## Collected data:
◇ ◇ ◇ ◇

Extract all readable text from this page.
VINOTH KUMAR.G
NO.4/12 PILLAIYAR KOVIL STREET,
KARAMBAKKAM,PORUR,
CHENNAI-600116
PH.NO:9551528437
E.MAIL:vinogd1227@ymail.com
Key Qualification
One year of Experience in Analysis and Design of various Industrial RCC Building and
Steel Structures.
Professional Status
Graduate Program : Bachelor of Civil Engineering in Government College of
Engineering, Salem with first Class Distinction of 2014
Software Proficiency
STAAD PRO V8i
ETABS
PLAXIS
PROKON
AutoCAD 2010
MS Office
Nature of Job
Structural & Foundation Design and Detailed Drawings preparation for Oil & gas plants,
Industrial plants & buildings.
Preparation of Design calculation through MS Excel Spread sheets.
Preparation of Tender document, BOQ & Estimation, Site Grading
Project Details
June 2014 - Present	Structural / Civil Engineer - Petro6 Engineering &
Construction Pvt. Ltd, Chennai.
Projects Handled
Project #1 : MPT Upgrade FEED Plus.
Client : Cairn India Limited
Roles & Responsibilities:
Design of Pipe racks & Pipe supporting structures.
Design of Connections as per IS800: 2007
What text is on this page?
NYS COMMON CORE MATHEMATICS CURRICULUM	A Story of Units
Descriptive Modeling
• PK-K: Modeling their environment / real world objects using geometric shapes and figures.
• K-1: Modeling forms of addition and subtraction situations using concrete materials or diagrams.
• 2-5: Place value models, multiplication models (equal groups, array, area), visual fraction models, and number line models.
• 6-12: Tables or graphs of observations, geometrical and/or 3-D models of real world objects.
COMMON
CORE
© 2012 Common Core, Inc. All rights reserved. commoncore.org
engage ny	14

◇ ◇ ◇ ◇

## Stated task:
Where a line holds "world", copy that line.

## Full solution:
• PK-K: Modeling their environment / real world objects using geometric shapes and figures.
• 6-12: Tables or graphs of observations, geometrical and/or 3-D models of real world objects.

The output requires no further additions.